Items from a dataset
▽

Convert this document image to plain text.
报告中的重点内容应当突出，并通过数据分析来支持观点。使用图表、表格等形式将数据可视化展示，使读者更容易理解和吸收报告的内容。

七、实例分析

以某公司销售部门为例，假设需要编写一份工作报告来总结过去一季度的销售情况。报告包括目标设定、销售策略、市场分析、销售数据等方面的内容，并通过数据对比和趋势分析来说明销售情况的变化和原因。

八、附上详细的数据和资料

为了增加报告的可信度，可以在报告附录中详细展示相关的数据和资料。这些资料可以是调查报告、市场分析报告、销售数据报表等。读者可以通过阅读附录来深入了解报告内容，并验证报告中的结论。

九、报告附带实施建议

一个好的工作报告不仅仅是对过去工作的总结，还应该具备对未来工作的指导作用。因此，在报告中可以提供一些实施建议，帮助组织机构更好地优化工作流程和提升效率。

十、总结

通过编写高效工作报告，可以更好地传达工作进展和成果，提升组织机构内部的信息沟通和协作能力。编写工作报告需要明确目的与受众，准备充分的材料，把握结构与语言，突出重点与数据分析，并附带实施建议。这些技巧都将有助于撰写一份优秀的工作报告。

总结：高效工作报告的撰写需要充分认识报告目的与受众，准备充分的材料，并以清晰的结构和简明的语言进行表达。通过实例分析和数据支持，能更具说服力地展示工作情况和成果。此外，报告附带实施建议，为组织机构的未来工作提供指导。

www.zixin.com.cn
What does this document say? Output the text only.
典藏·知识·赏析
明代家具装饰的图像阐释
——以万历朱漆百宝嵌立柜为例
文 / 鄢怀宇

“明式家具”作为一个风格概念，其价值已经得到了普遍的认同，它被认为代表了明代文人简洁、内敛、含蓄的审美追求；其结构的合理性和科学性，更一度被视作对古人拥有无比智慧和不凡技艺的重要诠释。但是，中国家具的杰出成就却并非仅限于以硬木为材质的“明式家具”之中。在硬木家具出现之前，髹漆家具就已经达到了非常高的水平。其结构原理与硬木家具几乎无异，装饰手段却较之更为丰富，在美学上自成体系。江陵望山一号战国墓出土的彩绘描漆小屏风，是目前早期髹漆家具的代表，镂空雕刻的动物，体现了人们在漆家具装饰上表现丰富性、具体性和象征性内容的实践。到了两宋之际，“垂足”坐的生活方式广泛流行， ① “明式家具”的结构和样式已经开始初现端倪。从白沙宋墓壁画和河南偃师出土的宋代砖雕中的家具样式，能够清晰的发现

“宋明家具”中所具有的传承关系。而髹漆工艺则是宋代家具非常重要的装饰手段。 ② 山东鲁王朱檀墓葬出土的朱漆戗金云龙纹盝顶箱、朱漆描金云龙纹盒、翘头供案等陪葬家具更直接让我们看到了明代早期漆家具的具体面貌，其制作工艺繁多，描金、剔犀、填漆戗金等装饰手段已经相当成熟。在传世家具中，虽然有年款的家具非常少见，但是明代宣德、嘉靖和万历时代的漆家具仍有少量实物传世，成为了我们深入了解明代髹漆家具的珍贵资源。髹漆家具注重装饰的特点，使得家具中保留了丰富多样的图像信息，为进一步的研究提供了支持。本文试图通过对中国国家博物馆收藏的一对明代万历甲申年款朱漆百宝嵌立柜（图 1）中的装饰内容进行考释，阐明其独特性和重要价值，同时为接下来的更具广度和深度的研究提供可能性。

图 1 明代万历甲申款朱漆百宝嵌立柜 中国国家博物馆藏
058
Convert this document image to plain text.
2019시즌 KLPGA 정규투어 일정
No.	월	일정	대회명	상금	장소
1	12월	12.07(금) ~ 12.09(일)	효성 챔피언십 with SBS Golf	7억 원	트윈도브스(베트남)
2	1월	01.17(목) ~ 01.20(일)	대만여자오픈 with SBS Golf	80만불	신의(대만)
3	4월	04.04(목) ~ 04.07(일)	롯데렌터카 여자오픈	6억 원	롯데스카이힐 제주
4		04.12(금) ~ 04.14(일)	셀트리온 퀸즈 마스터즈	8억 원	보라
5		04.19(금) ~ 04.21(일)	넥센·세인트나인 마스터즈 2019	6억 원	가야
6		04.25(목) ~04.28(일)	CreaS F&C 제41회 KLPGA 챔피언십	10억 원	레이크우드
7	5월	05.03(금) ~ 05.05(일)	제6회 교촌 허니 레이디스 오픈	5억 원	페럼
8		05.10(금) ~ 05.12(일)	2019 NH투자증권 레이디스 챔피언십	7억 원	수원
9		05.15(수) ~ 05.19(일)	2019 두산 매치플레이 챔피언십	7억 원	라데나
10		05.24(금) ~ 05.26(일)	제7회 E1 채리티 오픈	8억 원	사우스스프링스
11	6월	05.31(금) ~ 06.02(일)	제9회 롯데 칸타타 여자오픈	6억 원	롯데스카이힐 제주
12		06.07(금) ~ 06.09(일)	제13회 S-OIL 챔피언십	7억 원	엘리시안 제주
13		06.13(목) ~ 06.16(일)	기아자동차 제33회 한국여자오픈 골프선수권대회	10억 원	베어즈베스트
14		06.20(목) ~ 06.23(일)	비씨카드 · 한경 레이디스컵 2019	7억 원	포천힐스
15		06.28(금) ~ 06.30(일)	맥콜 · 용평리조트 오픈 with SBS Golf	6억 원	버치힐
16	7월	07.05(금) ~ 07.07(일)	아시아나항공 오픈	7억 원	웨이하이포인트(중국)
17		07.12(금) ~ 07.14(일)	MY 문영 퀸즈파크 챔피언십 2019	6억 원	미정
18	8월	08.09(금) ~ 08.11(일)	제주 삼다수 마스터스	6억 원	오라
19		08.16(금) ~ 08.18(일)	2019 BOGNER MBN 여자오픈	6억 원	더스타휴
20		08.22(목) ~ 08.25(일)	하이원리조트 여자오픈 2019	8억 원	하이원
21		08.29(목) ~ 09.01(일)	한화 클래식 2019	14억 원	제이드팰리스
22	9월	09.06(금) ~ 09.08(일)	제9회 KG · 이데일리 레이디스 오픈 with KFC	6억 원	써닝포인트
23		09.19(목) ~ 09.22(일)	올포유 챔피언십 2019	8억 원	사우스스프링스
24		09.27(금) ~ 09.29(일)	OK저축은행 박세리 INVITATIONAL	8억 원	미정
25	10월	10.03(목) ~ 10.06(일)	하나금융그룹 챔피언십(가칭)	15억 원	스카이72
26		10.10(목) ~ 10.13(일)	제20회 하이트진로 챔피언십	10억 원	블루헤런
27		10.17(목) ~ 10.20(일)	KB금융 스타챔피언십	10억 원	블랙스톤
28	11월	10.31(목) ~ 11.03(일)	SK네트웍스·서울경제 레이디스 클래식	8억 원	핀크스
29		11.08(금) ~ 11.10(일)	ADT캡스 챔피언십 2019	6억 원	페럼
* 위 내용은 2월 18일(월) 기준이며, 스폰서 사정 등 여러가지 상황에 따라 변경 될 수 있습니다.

△

[What to work on] Gather up every line from the listing above in which the word "Golf" occurs.

[Answer to the exercise]
1	12월	12.07(금) ~ 12.09(일)	효성 챔피언십 with SBS Golf	7억 원	트윈도브스(베트남)
2	1월	01.17(목) ~ 01.20(일)	대만여자오픈 with SBS Golf	80만불	신의(대만)
15		06.28(금) ~ 06.30(일)	맥콜 · 용평리조트 오픈 with SBS Golf	6억 원	버치힐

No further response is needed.